Exercise details. Write out each entry, exactly the way it appears.

### Material for the task ###

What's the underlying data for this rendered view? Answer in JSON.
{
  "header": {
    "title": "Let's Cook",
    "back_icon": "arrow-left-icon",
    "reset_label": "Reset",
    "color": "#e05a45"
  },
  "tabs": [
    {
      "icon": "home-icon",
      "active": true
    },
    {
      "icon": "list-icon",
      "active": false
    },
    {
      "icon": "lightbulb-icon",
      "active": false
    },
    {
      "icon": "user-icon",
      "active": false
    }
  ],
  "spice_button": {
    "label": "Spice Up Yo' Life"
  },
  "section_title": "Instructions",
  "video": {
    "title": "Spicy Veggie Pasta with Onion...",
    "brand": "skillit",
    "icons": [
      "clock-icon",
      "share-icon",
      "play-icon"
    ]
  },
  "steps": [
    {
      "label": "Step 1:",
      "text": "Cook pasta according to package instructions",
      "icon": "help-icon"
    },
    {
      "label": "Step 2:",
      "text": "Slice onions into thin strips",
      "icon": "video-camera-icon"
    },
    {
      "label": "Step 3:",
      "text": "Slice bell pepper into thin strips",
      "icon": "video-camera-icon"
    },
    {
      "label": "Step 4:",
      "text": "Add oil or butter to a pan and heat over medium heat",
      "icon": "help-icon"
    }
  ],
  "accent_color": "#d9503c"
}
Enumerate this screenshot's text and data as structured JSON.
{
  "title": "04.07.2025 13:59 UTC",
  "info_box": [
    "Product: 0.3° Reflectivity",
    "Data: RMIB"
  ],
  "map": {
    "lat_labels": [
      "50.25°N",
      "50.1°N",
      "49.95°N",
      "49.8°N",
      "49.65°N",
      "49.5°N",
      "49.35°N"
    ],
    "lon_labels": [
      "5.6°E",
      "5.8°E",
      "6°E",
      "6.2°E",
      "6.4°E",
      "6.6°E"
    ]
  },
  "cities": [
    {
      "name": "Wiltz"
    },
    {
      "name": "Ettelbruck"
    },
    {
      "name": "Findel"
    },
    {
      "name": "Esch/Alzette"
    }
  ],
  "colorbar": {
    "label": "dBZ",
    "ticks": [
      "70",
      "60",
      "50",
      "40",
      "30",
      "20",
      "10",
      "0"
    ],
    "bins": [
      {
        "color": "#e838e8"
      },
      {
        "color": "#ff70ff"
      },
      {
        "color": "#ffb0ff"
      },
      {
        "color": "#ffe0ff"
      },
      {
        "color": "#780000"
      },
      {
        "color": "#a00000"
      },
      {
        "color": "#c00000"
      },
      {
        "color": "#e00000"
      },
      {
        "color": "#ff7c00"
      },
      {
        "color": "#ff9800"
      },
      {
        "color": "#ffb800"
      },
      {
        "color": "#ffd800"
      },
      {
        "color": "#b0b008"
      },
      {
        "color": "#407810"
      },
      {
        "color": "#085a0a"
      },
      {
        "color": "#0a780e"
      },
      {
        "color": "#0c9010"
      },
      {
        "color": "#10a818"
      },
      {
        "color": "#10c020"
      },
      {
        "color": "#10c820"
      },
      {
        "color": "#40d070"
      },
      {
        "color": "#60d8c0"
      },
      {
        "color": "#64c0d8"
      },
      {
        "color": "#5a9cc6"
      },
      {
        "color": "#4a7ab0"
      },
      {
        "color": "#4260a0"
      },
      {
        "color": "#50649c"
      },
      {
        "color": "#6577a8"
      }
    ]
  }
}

###

Result for this task.
What's the underlying data for this rendered view? Answer in JSON.
{
  "header": {
    "title": "Let's Cook",
    "back_icon": "arrow-left-icon",
    "reset_label": "Reset",
    "color": "#e05a45"
  },
  "tabs": [
    {
      "icon": "home-icon",
      "active": true
    },
    {
      "icon": "list-icon",
      "active": false
    },
    {
      "icon": "lightbulb-icon",
      "active": false
    },
    {
      "icon": "user-icon",
      "active": false
    }
  ],
  "spice_button": {
    "label": "Spice Up Yo' Life"
  },
  "section_title": "Instructions",
  "video": {
    "title": "Spicy Veggie Pasta with Onion...",
    "brand": "skillit",
    "icons": [
      "clock-icon",
      "share-icon",
      "play-icon"
    ]
  },
  "steps": [
    {
      "label": "Step 1:",
      "text": "Cook pasta according to package instructions",
      "icon": "help-icon"
    },
    {
      "label": "Step 2:",
      "text": "Slice onions into thin strips",
      "icon": "video-camera-icon"
    },
    {
      "label": "Step 3:",
      "text": "Slice bell pepper into thin strips",
      "icon": "video-camera-icon"
    },
    {
      "label": "Step 4:",
      "text": "Add oil or butter to a pan and heat over medium heat",
      "icon": "help-icon"
    }
  ],
  "accent_color": "#d9503c"
}
Enumerate this screenshot's text and data as structured JSON.
{
  "title": "04.07.2025 13:59 UTC",
  "info_box": [
    "Product: 0.3° Reflectivity",
    "Data: RMIB"
  ],
  "map": {
    "lat_labels": [
      "50.25°N",
      "50.1°N",
      "49.95°N",
      "49.8°N",
      "49.65°N",
      "49.5°N",
      "49.35°N"
    ],
    "lon_labels": [
      "5.6°E",
      "5.8°E",
      "6°E",
      "6.2°E",
      "6.4°E",
      "6.6°E"
    ]
  },
  "cities": [
    {
      "name": "Wiltz"
    },
    {
      "name": "Ettelbruck"
    },
    {
      "name": "Findel"
    },
    {
      "name": "Esch/Alzette"
    }
  ],
  "colorbar": {
    "label": "dBZ",
    "ticks": [
      "70",
      "60",
      "50",
      "40",
      "30",
      "20",
      "10",
      "0"
    ],
    "bins": [
      {
        "color": "#e838e8"
      },
      {
        "color": "#ff70ff"
      },
      {
        "color": "#ffb0ff"
      },
      {
        "color": "#ffe0ff"
      },
      {
        "color": "#780000"
      },
      {
        "color": "#a00000"
      },
      {
        "color": "#c00000"
      },
      {
        "color": "#e00000"
      },
      {
        "color": "#ff7c00"
      },
      {
        "color": "#ff9800"
      },
      {
        "color": "#ffb800"
      },
      {
        "color": "#ffd800"
      },
      {
        "color": "#b0b008"
      },
      {
        "color": "#407810"
      },
      {
        "color": "#085a0a"
      },
      {
        "color": "#0a780e"
      },
      {
        "color": "#0c9010"
      },
      {
        "color": "#10a818"
      },
      {
        "color": "#10c020"
      },
      {
        "color": "#10c820"
      },
      {
        "color": "#40d070"
      },
      {
        "color": "#60d8c0"
      },
      {
        "color": "#64c0d8"
      },
      {
        "color": "#5a9cc6"
      },
      {
        "color": "#4a7ab0"
      },
      {
        "color": "#4260a0"
      },
      {
        "color": "#50649c"
      },
      {
        "color": "#6577a8"
      }
    ]
  }
}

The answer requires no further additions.